Input ->
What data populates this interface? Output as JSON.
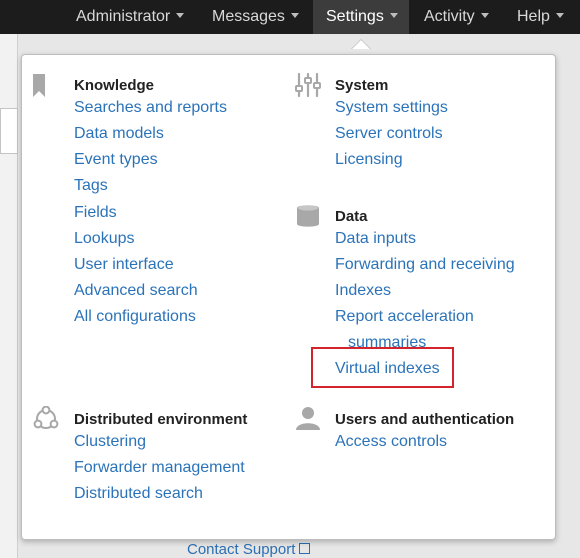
{
  "navbar": {
    "items": [
      "Administrator",
      "Messages",
      "Settings",
      "Activity",
      "Help"
    ],
    "active": "Settings"
  },
  "background": {
    "contact_support": "Contact Support"
  },
  "menu": {
    "knowledge": {
      "title": "Knowledge",
      "icon": "bookmark-icon",
      "links": [
        "Searches and reports",
        "Data models",
        "Event types",
        "Tags",
        "Fields",
        "Lookups",
        "User interface",
        "Advanced search",
        "All configurations"
      ]
    },
    "system": {
      "title": "System",
      "icon": "sliders-icon",
      "links": [
        "System settings",
        "Server controls",
        "Licensing"
      ]
    },
    "data": {
      "title": "Data",
      "icon": "database-icon",
      "links": [
        "Data inputs",
        "Forwarding and receiving",
        "Indexes",
        "Report acceleration",
        "summaries",
        "Virtual indexes"
      ]
    },
    "distributed": {
      "title": "Distributed environment",
      "icon": "network-icon",
      "links": [
        "Clustering",
        "Forwarder management",
        "Distributed search"
      ]
    },
    "users": {
      "title": "Users and authentication",
      "icon": "user-icon",
      "links": [
        "Access controls"
      ]
    }
  },
  "annotation": {
    "highlight_color": "#d3232d",
    "highlighted_item": "Virtual indexes"
  },
  "colors": {
    "nav_bg": "#1c1c1c",
    "link": "#2b73b9",
    "icon": "#a8a8a8"
  }
}
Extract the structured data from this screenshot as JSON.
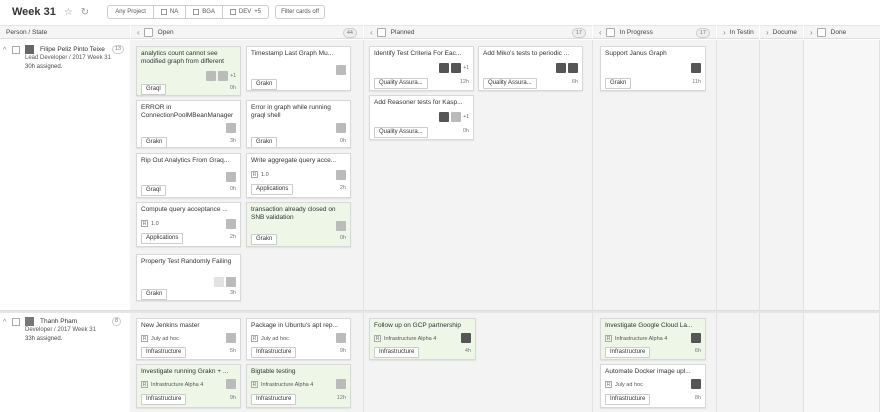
{
  "board": {
    "title": "Week 31",
    "filters": [
      "Any Project",
      "NA",
      "BGA",
      "DEV",
      "+5"
    ],
    "filter_off_label": "Filter cards off"
  },
  "columns": [
    {
      "label": "Person / State",
      "count": ""
    },
    {
      "label": "Open",
      "count": "44"
    },
    {
      "label": "Planned",
      "count": "17"
    },
    {
      "label": "In Progress",
      "count": "17"
    },
    {
      "label": "In Testin",
      "count": ""
    },
    {
      "label": "Docume",
      "count": ""
    },
    {
      "label": "Done",
      "count": ""
    }
  ],
  "people": [
    {
      "name": "Filipe Peliz Pinto Teixe",
      "count": "13",
      "role": "Lead Developer / 2017 Week 31",
      "assigned": "30h assigned."
    },
    {
      "name": "Thanh Pham",
      "count": "8",
      "role": "Developer / 2017 Week 31",
      "assigned": "33h assigned."
    }
  ],
  "cards": {
    "c1": {
      "title": "analytics count cannot see modified graph from different",
      "tag": "Graql",
      "hrs": "0h",
      "extra": "+1"
    },
    "c2": {
      "title": "Timestamp Last Graph Mu...",
      "tag": "Grakn",
      "hrs": "0h"
    },
    "c3": {
      "title": "ERROR in ConnectionPoolMBeanManager",
      "tag": "Grakn",
      "hrs": "3h"
    },
    "c4": {
      "title": "Error in graph while running graql shell",
      "tag": "Grakn",
      "hrs": "0h"
    },
    "c5": {
      "title": "Rip Out Analytics From Graq...",
      "tag": "Graql",
      "hrs": "0h"
    },
    "c6": {
      "title": "Write aggregate query acce...",
      "sub": "1.0",
      "tag": "Applications",
      "hrs": "2h"
    },
    "c7": {
      "title": "Compute query acceptance ...",
      "sub": "1.0",
      "tag": "Applications",
      "hrs": "2h"
    },
    "c8": {
      "title": "transaction already closed on SNB validation",
      "tag": "Grakn",
      "hrs": "0h"
    },
    "c9": {
      "title": "Property Test Randomly Failing",
      "tag": "Grakn",
      "hrs": "3h"
    },
    "c10": {
      "title": "Identify Test Criteria For Eac...",
      "tag": "Quality Assura...",
      "hrs": "12h",
      "extra": "+1"
    },
    "c11": {
      "title": "Add Miko's tests to periodic ...",
      "tag": "Quality Assura...",
      "hrs": "6h"
    },
    "c12": {
      "title": "Add Reasoner tests for Kasp...",
      "tag": "Quality Assura...",
      "hrs": "0h",
      "extra": "+1"
    },
    "c13": {
      "title": "Support Janus Graph",
      "tag": "Grakn",
      "hrs": "11h"
    },
    "d1": {
      "title": "New Jenkins master",
      "sub": "July ad hoc",
      "tag": "Infrastructure",
      "hrs": "5h"
    },
    "d2": {
      "title": "Package in Ubuntu's apt rep...",
      "sub": "July ad hoc",
      "tag": "Infrastructure",
      "hrs": "9h"
    },
    "d3": {
      "title": "Follow up on GCP partnership",
      "sub": "Infrastructure Alpha 4",
      "tag": "Infrastructure",
      "hrs": "4h"
    },
    "d4": {
      "title": "Investigate Google Cloud La...",
      "sub": "Infrastructure Alpha 4",
      "tag": "Infrastructure",
      "hrs": "6h"
    },
    "d5": {
      "title": "Investigate running Grakn + ...",
      "sub": "Infrastructure Alpha 4",
      "tag": "Infrastructure",
      "hrs": "9h"
    },
    "d6": {
      "title": "Bigtable testing",
      "sub": "Infrastructure Alpha 4",
      "tag": "Infrastructure",
      "hrs": "12h"
    },
    "d7": {
      "title": "Automate Docker image upl...",
      "sub": "July ad hoc",
      "tag": "Infrastructure",
      "hrs": "8h"
    }
  },
  "colors": {
    "green_card": "#eef6e8",
    "column_bg": "#f3f3f3"
  }
}
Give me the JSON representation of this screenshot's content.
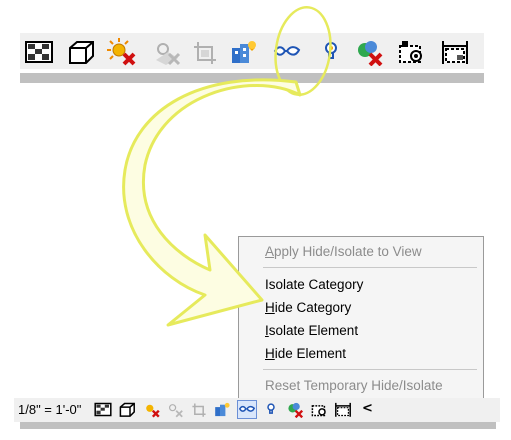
{
  "toolbar_top": {
    "icons": [
      "visual-style-icon",
      "3d-view-icon",
      "sun-path-off-icon",
      "shadows-off-icon",
      "crop-region-icon",
      "render-icon",
      "temporary-hide-isolate-icon",
      "reveal-hidden-elements-icon",
      "analysis-off-icon",
      "lock-3d-view-icon",
      "temporary-view-properties-icon"
    ]
  },
  "context_menu": {
    "apply": {
      "first": "A",
      "rest": "pply Hide/Isolate to View"
    },
    "isolate_category": {
      "first": "I",
      "rest": "solate Category"
    },
    "hide_category": {
      "first": "H",
      "rest": "ide Category"
    },
    "isolate_element": {
      "first": "I",
      "rest": "solate Element"
    },
    "hide_element": {
      "first": "H",
      "rest": "ide Element"
    },
    "reset": {
      "first": "R",
      "rest": "eset Temporary Hide/Isolate"
    }
  },
  "view_bar": {
    "scale": "1/8\" = 1'-0\"",
    "expand_glyph": "<"
  },
  "colors": {
    "annotation": "#e6ea5c",
    "menu_bg": "#f5f5f5",
    "toolbar_bg": "#f0f0f0"
  }
}
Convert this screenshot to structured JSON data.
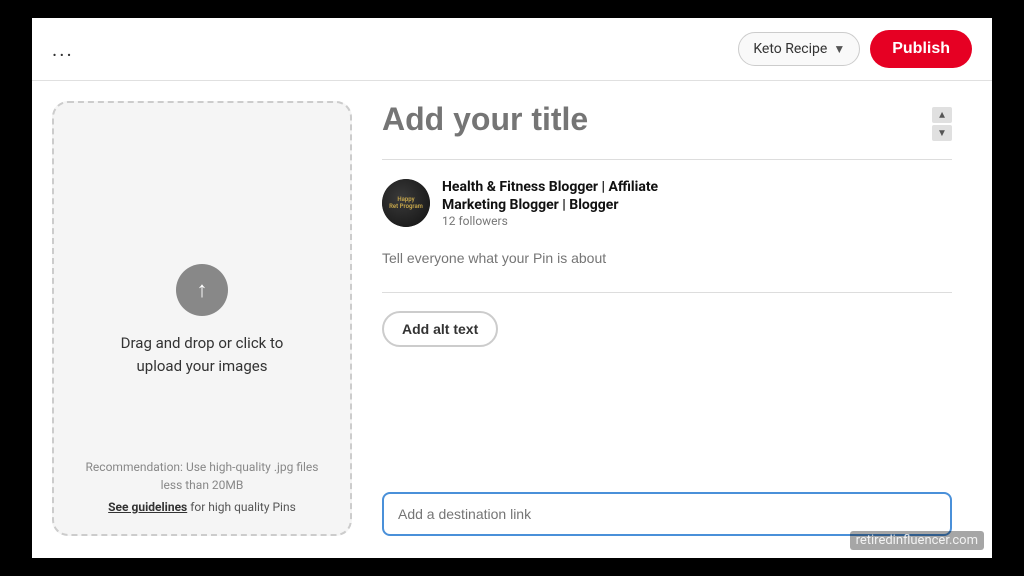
{
  "topBar": {
    "dots": "...",
    "boardSelect": {
      "label": "Keto Recipe",
      "chevron": "▼"
    },
    "publishButton": "Publish"
  },
  "uploadArea": {
    "uploadIcon": "↑",
    "uploadText": "Drag and drop or click to\nupload your images",
    "recommendation": "Recommendation: Use high-quality .jpg files\nless than 20MB",
    "guidelinesPrefix": "",
    "guidelinesLink": "See guidelines",
    "guidelinesSuffix": " for high quality Pins"
  },
  "rightPanel": {
    "titlePlaceholder": "Add your title",
    "scrollUp": "▲",
    "scrollDown": "▼",
    "profile": {
      "name": "Health & Fitness Blogger | Affiliate\nMarketing Blogger | Blogger",
      "followers": "12 followers",
      "avatarText": "Happy\nRet Program"
    },
    "descriptionPlaceholder": "Tell everyone what your Pin is about",
    "altTextButton": "Add alt text",
    "destinationPlaceholder": "Add a destination link"
  },
  "watermark": "retiredinfluencer.com"
}
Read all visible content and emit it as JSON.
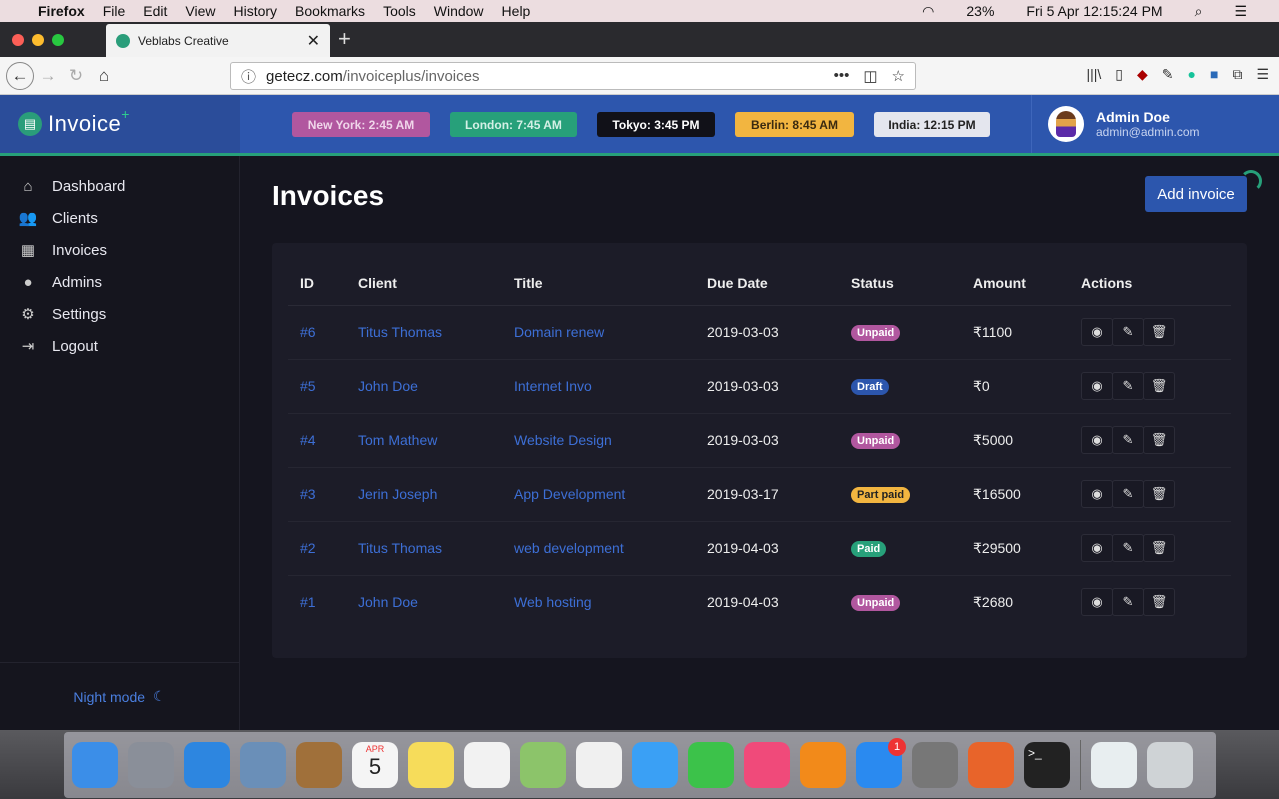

Direction -> For this exercise, gather every line of the data that contains the word "Support".

Output of the exercise ->
    "contact_support": "Contact Support"
      "title": "Support Janus Graph",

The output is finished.